■ **PROBLEM TO SOLVE**:
Find the word "Posts" in the data. Return every line where it appears.

[Stored data]
==================================================

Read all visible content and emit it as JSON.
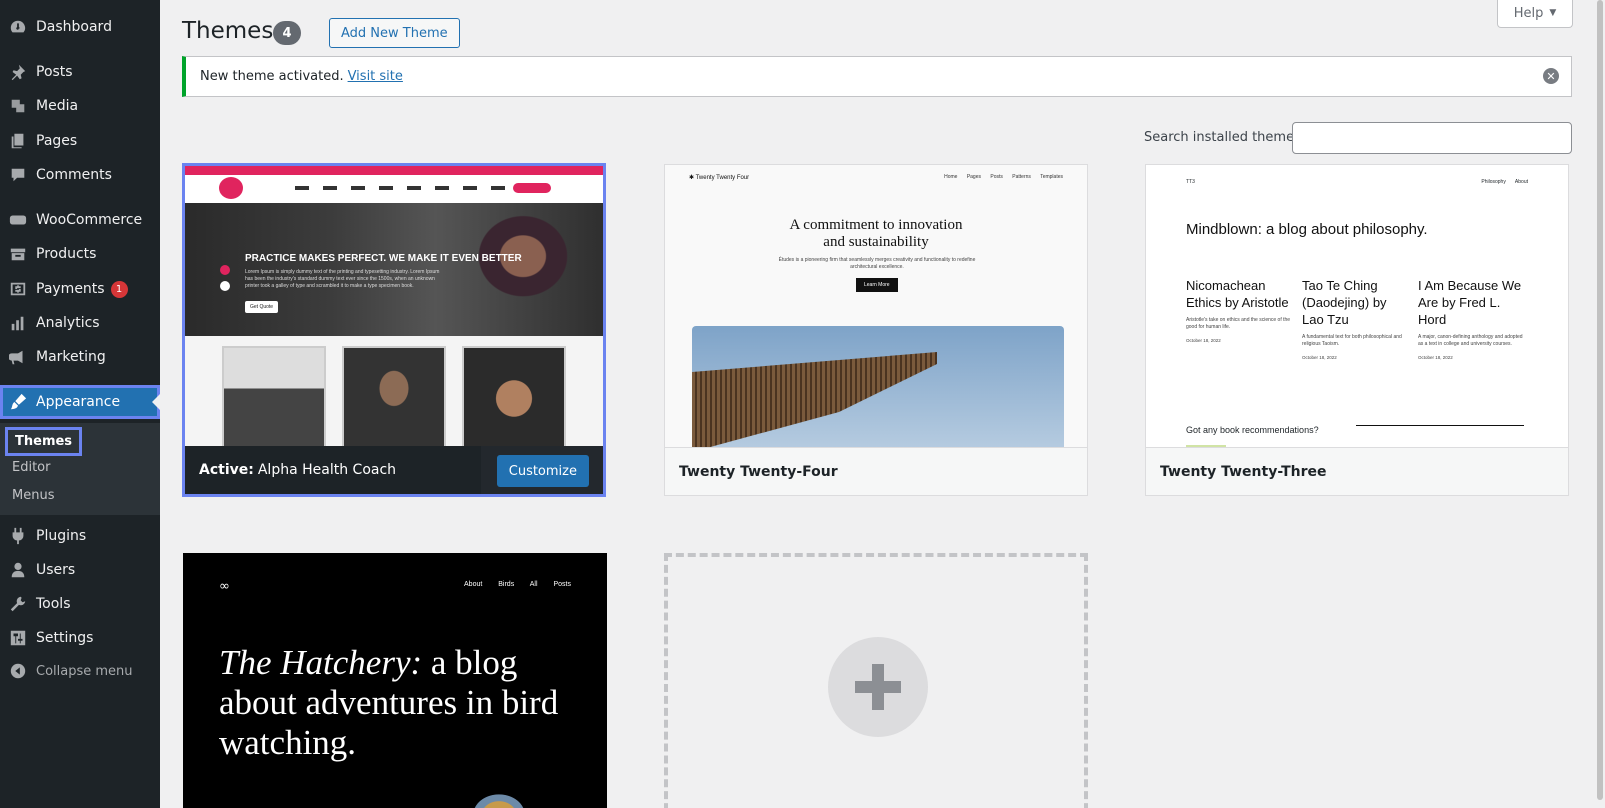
{
  "sidebar": {
    "items": [
      {
        "label": "Dashboard",
        "icon": "dashboard-icon"
      },
      {
        "label": "Posts",
        "icon": "pin-icon"
      },
      {
        "label": "Media",
        "icon": "media-icon"
      },
      {
        "label": "Pages",
        "icon": "pages-icon"
      },
      {
        "label": "Comments",
        "icon": "comment-icon"
      },
      {
        "label": "WooCommerce",
        "icon": "woo-icon"
      },
      {
        "label": "Products",
        "icon": "archive-icon"
      },
      {
        "label": "Payments",
        "icon": "money-icon",
        "badge": "1"
      },
      {
        "label": "Analytics",
        "icon": "bar-chart-icon"
      },
      {
        "label": "Marketing",
        "icon": "megaphone-icon"
      },
      {
        "label": "Appearance",
        "icon": "brush-icon"
      },
      {
        "label": "Plugins",
        "icon": "plug-icon"
      },
      {
        "label": "Users",
        "icon": "user-icon"
      },
      {
        "label": "Tools",
        "icon": "wrench-icon"
      },
      {
        "label": "Settings",
        "icon": "sliders-icon"
      }
    ],
    "submenu": [
      "Themes",
      "Editor",
      "Menus"
    ],
    "collapse_label": "Collapse menu"
  },
  "header": {
    "title": "Themes",
    "count": "4",
    "add_new": "Add New Theme",
    "help": "Help"
  },
  "notice": {
    "text": "New theme activated.",
    "link": "Visit site"
  },
  "search": {
    "label": "Search installed themes",
    "value": ""
  },
  "themes": {
    "active": {
      "prefix": "Active:",
      "name": "Alpha Health Coach",
      "customize": "Customize",
      "shot_title": "PRACTICE MAKES PERFECT. WE MAKE IT EVEN BETTER",
      "shot_text": "Lorem Ipsum is simply dummy text of the printing and typesetting industry. Lorem Ipsum has been the industry's standard dummy text ever since the 1500s, when an unknown printer took a galley of type and scrambled it to make a type specimen book.",
      "shot_button": "Get Quote"
    },
    "tt4": {
      "name": "Twenty Twenty-Four",
      "logo": "Twenty Twenty Four",
      "menu": "Home Pages Posts Patterns Templates",
      "headline_1": "A commitment to innovation",
      "headline_2": "and sustainability",
      "sub": "Études is a pioneering firm that seamlessly merges creativity and functionality to redefine architectural excellence.",
      "button": "Learn More"
    },
    "tt3": {
      "name": "Twenty Twenty-Three",
      "logo": "TT3",
      "menu": "Philosophy About",
      "headline": "Mindblown: a blog about philosophy.",
      "cols": [
        {
          "title": "Nicomachean Ethics by Aristotle",
          "desc": "Aristotle's take on ethics and the science of the good for human life.",
          "date": "October 18, 2022"
        },
        {
          "title": "Tao Te Ching (Daodejing) by Lao Tzu",
          "desc": "A fundamental text for both philosophical and religious Taoism.",
          "date": "October 18, 2022"
        },
        {
          "title": "I Am Because We Are by Fred L. Hord",
          "desc": "A major, canon-defining anthology and adopted as a text in college and university courses.",
          "date": "October 18, 2022"
        }
      ],
      "footer": "Got any book recommendations?"
    },
    "hatchery": {
      "menu": "About Birds All Posts",
      "headline_italic": "The Hatchery:",
      "headline_rest": " a blog about adventures in bird watching."
    }
  },
  "colors": {
    "accent": "#2271b1",
    "sidebar_bg": "#1d2327",
    "highlight": "#6b83f0",
    "success": "#00a32a",
    "badge": "#d63638"
  }
}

==================================================

■ **RIGHT ANSWER**:
        "label": "Posts",
      "menu": "Home Pages Posts Patterns Templates",
      "menu": "About Birds All Posts",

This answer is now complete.